## BEGIN

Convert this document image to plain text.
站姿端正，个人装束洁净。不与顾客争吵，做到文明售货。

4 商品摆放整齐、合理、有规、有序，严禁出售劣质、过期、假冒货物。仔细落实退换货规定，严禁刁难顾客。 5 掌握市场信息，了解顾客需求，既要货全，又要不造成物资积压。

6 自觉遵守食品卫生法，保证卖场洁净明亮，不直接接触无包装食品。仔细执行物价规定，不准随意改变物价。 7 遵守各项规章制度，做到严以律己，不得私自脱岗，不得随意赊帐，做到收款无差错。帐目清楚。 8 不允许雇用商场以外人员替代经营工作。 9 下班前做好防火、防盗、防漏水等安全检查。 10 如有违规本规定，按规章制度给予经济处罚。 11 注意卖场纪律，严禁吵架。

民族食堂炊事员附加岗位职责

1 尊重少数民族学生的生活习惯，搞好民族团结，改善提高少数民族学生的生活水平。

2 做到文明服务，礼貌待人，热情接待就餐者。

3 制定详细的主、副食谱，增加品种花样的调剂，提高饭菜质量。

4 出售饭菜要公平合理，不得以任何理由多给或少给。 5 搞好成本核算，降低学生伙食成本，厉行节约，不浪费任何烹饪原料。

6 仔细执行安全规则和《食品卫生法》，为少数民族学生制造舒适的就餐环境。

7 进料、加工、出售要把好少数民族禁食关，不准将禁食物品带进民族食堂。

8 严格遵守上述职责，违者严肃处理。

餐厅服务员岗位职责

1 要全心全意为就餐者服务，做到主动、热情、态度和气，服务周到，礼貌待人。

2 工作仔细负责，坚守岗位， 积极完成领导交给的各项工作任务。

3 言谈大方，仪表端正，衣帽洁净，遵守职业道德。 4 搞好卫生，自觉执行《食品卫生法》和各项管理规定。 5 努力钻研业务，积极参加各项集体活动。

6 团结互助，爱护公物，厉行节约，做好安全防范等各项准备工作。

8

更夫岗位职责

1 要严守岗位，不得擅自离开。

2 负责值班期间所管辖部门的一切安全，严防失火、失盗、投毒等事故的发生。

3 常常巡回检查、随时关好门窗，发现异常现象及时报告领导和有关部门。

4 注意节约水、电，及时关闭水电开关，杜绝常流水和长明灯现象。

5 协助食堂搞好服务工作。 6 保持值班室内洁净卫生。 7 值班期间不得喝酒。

## END

Return the whole listing exactly.

THE COMPLETED TASK
Convert this document image to plain text.
站姿端正，个人装束洁净。不与顾客争吵，做到文明售货。

4 商品摆放整齐、合理、有规、有序，严禁出售劣质、过期、假冒货物。仔细落实退换货规定，严禁刁难顾客。 5 掌握市场信息，了解顾客需求，既要货全，又要不造成物资积压。

6 自觉遵守食品卫生法，保证卖场洁净明亮，不直接接触无包装食品。仔细执行物价规定，不准随意改变物价。 7 遵守各项规章制度，做到严以律己，不得私自脱岗，不得随意赊帐，做到收款无差错。帐目清楚。 8 不允许雇用商场以外人员替代经营工作。 9 下班前做好防火、防盗、防漏水等安全检查。 10 如有违规本规定，按规章制度给予经济处罚。 11 注意卖场纪律，严禁吵架。

民族食堂炊事员附加岗位职责

1 尊重少数民族学生的生活习惯，搞好民族团结，改善提高少数民族学生的生活水平。

2 做到文明服务，礼貌待人，热情接待就餐者。

3 制定详细的主、副食谱，增加品种花样的调剂，提高饭菜质量。

4 出售饭菜要公平合理，不得以任何理由多给或少给。 5 搞好成本核算，降低学生伙食成本，厉行节约，不浪费任何烹饪原料。

6 仔细执行安全规则和《食品卫生法》，为少数民族学生制造舒适的就餐环境。

7 进料、加工、出售要把好少数民族禁食关，不准将禁食物品带进民族食堂。

8 严格遵守上述职责，违者严肃处理。

餐厅服务员岗位职责

1 要全心全意为就餐者服务，做到主动、热情、态度和气，服务周到，礼貌待人。

2 工作仔细负责，坚守岗位， 积极完成领导交给的各项工作任务。

3 言谈大方，仪表端正，衣帽洁净，遵守职业道德。 4 搞好卫生，自觉执行《食品卫生法》和各项管理规定。 5 努力钻研业务，积极参加各项集体活动。

6 团结互助，爱护公物，厉行节约，做好安全防范等各项准备工作。

8

更夫岗位职责

1 要严守岗位，不得擅自离开。

2 负责值班期间所管辖部门的一切安全，严防失火、失盗、投毒等事故的发生。

3 常常巡回检查、随时关好门窗，发现异常现象及时报告领导和有关部门。

4 注意节约水、电，及时关闭水电开关，杜绝常流水和长明灯现象。

5 协助食堂搞好服务工作。 6 保持值班室内洁净卫生。 7 值班期间不得喝酒。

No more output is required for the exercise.